[Your instructions]: Output all the data exactly. Pictures do not belong in the copy.

(Entries taken from a collection)
● ● ●

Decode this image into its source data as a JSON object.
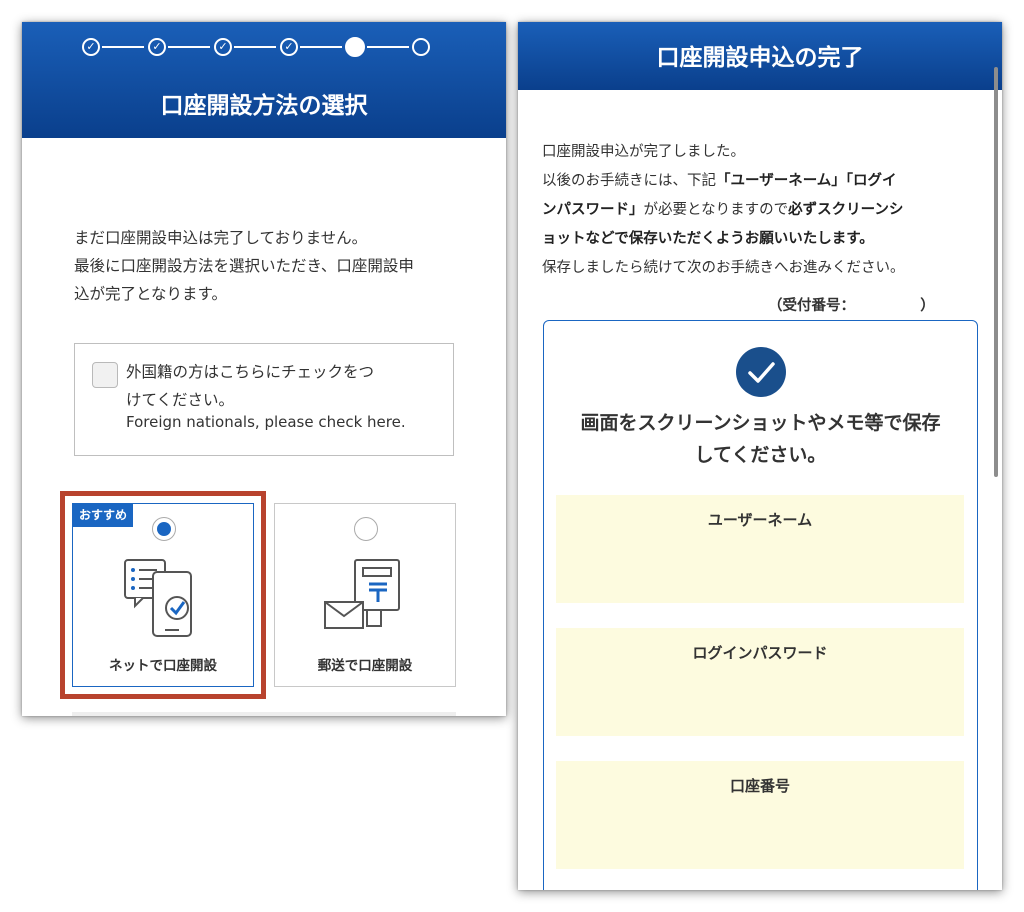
{
  "left": {
    "title": "口座開設方法の選択",
    "steps": [
      "done",
      "done",
      "done",
      "done",
      "current",
      "pending"
    ],
    "intro": [
      "まだ口座開設申込は完了しておりません。",
      "最後に口座開設方法を選択いただき、口座開設申",
      "込が完了となります。"
    ],
    "foreign": {
      "label_ja": [
        "外国籍の方はこちらにチェックをつ",
        "けてください。"
      ],
      "label_en": "Foreign nationals, please check here.",
      "checked": false
    },
    "options": [
      {
        "badge": "おすすめ",
        "label": "ネットで口座開設",
        "selected": true,
        "icon": "phone-document-check-icon"
      },
      {
        "label": "郵送で口座開設",
        "selected": false,
        "icon": "mail-envelope-post-icon"
      }
    ]
  },
  "right": {
    "title": "口座開設申込の完了",
    "intro_line1": "口座開設申込が完了しました。",
    "intro_line2a": "以後のお手続きには、下記",
    "intro_line2b": "「ユーザーネーム」「ログイ",
    "intro_line3a": "ンパスワード」",
    "intro_line3b": "が必要となりますので",
    "intro_line3c": "必ずスクリーンシ",
    "intro_line4": "ョットなどで保存いただくようお願いいたします。",
    "intro_line5": "保存しましたら続けて次のお手続きへお進みください。",
    "receipt": "（受付番号：　　　　　）",
    "result_title": [
      "画面をスクリーンショットやメモ等で保存",
      "してください。"
    ],
    "fields": [
      {
        "label": "ユーザーネーム"
      },
      {
        "label": "ログインパスワード"
      },
      {
        "label": "口座番号"
      }
    ]
  },
  "colors": {
    "header": "#0a3f8c",
    "accent": "#1a66c2",
    "highlight": "#b8432e",
    "field_bg": "#fdfbdf"
  }
}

● ● ●

[Result for this task]:
Decode this image into its source data as a JSON object.
{
  "left": {
    "title": "口座開設方法の選択",
    "steps": [
      "done",
      "done",
      "done",
      "done",
      "current",
      "pending"
    ],
    "intro": [
      "まだ口座開設申込は完了しておりません。",
      "最後に口座開設方法を選択いただき、口座開設申",
      "込が完了となります。"
    ],
    "foreign": {
      "label_ja": [
        "外国籍の方はこちらにチェックをつ",
        "けてください。"
      ],
      "label_en": "Foreign nationals, please check here.",
      "checked": false
    },
    "options": [
      {
        "badge": "おすすめ",
        "label": "ネットで口座開設",
        "selected": true,
        "icon": "phone-document-check-icon"
      },
      {
        "label": "郵送で口座開設",
        "selected": false,
        "icon": "mail-envelope-post-icon"
      }
    ]
  },
  "right": {
    "title": "口座開設申込の完了",
    "intro_line1": "口座開設申込が完了しました。",
    "intro_line2a": "以後のお手続きには、下記",
    "intro_line2b": "「ユーザーネーム」「ログイ",
    "intro_line3a": "ンパスワード」",
    "intro_line3b": "が必要となりますので",
    "intro_line3c": "必ずスクリーンシ",
    "intro_line4": "ョットなどで保存いただくようお願いいたします。",
    "intro_line5": "保存しましたら続けて次のお手続きへお進みください。",
    "receipt": "（受付番号：　　　　　）",
    "result_title": [
      "画面をスクリーンショットやメモ等で保存",
      "してください。"
    ],
    "fields": [
      {
        "label": "ユーザーネーム"
      },
      {
        "label": "ログインパスワード"
      },
      {
        "label": "口座番号"
      }
    ]
  },
  "colors": {
    "header": "#0a3f8c",
    "accent": "#1a66c2",
    "highlight": "#b8432e",
    "field_bg": "#fdfbdf"
  }
}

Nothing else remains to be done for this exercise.